Work required: Report only the number of lines that hold the word "иначе".

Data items
§
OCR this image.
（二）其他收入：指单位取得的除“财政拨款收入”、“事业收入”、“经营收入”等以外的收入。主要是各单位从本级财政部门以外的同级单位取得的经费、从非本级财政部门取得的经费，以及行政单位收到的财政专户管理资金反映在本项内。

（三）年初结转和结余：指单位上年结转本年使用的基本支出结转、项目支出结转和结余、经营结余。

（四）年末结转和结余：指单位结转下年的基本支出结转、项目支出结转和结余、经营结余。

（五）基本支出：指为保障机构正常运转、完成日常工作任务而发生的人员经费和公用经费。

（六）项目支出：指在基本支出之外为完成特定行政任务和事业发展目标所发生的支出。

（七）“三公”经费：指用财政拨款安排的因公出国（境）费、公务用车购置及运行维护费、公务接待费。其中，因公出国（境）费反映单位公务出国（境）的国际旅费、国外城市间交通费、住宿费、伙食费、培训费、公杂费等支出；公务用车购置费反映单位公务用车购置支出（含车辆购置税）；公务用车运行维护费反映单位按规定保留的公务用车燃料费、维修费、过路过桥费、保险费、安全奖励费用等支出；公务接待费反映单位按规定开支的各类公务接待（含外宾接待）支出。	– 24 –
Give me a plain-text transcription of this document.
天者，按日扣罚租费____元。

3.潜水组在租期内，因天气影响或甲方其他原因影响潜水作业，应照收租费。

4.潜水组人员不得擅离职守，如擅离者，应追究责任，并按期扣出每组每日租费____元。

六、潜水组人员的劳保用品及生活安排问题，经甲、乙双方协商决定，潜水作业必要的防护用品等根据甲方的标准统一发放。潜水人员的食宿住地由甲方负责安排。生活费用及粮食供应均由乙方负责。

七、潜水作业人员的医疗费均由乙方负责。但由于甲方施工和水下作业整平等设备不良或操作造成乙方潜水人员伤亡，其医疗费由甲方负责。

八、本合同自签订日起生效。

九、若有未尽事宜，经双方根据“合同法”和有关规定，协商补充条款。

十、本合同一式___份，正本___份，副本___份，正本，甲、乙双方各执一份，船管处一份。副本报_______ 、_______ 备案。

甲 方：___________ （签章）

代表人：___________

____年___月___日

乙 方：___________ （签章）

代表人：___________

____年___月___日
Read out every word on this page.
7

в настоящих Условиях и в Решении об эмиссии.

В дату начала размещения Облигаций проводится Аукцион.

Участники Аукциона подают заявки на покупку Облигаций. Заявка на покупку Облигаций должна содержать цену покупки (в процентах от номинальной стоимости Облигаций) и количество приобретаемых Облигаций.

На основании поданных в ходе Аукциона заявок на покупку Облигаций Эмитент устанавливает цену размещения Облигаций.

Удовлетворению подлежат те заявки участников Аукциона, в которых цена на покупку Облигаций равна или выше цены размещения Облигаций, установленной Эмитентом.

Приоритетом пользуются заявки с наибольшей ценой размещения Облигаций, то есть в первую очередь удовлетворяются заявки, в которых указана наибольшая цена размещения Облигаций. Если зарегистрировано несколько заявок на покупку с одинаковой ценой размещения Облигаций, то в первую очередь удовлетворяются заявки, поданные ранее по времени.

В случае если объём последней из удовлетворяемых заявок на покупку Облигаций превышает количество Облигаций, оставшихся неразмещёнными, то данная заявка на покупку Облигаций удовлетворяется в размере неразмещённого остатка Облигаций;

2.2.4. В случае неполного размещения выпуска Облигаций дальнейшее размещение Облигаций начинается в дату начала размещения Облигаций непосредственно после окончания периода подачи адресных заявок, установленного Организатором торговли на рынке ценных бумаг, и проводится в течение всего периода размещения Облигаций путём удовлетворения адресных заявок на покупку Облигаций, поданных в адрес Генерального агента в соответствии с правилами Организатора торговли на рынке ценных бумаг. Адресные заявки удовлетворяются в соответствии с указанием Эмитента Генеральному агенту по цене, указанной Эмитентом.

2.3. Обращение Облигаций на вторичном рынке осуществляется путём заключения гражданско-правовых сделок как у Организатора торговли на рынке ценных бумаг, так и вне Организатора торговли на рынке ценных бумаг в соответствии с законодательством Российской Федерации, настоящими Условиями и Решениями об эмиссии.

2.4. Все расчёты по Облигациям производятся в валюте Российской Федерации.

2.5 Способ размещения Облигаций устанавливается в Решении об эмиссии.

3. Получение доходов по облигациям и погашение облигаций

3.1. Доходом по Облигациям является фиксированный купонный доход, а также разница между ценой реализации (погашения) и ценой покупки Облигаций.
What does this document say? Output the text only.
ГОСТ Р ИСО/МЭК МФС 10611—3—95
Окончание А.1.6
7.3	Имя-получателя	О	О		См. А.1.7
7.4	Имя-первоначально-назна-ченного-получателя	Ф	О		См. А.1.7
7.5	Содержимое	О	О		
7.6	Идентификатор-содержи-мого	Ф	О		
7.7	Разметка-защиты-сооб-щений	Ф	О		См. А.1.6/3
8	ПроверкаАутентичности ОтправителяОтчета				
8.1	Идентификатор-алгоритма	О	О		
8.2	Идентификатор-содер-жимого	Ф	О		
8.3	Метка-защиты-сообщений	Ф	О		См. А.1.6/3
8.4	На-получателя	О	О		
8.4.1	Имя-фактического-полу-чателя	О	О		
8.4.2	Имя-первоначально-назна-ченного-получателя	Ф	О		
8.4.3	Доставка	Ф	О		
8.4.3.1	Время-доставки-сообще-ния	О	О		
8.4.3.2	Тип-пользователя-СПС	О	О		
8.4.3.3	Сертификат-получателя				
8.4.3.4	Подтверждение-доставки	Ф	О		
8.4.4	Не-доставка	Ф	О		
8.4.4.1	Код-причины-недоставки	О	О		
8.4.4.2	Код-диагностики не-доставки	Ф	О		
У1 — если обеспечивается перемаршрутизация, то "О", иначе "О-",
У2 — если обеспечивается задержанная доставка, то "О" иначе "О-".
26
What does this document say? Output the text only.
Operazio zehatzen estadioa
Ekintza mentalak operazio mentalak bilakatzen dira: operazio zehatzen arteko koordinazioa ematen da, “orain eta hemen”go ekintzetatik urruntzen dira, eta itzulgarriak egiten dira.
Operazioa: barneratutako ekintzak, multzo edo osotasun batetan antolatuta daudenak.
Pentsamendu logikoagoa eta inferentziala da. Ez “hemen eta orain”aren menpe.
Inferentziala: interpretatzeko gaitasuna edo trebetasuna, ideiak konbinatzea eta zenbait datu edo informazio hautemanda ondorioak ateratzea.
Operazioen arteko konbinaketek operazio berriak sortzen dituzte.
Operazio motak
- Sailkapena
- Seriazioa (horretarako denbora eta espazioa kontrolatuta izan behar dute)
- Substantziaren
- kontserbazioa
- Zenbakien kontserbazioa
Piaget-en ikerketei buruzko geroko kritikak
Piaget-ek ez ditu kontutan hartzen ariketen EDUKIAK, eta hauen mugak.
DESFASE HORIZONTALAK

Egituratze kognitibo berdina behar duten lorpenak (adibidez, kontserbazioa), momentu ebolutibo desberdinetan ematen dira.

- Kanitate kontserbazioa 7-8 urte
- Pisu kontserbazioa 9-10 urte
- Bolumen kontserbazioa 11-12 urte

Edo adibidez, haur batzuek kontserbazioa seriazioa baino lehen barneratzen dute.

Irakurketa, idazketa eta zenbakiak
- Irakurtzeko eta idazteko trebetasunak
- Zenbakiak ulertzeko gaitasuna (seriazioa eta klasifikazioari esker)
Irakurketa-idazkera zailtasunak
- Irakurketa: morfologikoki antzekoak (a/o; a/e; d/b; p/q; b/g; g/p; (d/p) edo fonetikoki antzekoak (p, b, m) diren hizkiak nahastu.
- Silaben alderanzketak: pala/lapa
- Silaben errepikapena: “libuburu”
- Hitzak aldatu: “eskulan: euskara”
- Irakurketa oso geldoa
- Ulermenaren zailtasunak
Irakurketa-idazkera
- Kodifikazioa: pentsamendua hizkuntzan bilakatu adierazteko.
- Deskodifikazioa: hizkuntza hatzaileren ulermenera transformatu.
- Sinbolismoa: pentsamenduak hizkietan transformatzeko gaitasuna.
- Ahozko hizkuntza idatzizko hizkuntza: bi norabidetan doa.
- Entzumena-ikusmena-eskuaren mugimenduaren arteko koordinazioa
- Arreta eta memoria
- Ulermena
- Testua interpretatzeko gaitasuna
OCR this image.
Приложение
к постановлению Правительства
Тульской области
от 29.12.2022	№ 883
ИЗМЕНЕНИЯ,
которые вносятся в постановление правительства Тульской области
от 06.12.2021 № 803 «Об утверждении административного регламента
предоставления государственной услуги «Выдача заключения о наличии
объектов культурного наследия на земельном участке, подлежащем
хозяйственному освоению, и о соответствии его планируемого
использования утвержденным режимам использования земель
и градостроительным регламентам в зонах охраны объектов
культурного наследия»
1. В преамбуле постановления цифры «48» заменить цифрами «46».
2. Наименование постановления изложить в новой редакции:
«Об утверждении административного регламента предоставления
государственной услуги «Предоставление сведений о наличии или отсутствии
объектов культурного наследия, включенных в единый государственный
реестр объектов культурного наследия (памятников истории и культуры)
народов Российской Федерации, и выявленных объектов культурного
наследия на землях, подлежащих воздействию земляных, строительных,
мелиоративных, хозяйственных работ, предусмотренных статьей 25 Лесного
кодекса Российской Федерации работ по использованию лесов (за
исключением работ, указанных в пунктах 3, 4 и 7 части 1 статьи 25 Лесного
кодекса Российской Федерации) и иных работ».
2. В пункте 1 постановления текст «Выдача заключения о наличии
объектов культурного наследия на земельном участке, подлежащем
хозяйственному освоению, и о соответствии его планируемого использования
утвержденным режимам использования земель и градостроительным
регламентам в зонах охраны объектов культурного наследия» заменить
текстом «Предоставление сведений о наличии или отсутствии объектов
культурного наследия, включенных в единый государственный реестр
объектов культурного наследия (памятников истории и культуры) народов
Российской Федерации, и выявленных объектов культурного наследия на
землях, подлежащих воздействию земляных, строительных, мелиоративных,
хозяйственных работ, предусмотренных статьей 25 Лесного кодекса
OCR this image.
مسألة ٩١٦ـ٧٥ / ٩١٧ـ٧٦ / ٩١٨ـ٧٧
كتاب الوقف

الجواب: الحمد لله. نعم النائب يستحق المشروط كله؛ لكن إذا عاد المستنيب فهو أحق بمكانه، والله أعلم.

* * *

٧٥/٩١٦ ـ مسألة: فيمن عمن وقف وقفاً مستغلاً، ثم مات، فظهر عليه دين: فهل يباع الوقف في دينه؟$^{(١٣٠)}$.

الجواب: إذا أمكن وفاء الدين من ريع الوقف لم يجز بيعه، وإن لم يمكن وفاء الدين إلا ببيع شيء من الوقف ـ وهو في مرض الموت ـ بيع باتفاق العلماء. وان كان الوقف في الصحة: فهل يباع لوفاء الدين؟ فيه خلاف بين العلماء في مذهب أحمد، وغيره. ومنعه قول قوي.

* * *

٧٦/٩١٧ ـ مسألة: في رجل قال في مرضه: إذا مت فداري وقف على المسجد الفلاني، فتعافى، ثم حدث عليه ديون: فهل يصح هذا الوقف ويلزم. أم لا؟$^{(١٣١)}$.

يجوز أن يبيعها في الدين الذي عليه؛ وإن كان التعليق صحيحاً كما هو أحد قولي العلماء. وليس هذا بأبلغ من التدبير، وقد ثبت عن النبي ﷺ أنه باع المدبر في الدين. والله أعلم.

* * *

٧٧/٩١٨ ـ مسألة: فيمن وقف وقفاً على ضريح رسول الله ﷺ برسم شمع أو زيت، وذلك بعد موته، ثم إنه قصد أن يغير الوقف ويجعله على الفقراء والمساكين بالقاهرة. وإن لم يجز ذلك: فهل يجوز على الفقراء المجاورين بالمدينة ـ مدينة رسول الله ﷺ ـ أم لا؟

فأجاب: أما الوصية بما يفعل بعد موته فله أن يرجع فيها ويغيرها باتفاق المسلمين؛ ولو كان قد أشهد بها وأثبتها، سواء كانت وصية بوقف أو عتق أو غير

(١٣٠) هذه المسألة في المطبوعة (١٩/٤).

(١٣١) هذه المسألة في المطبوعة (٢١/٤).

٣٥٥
§
Complete output: 2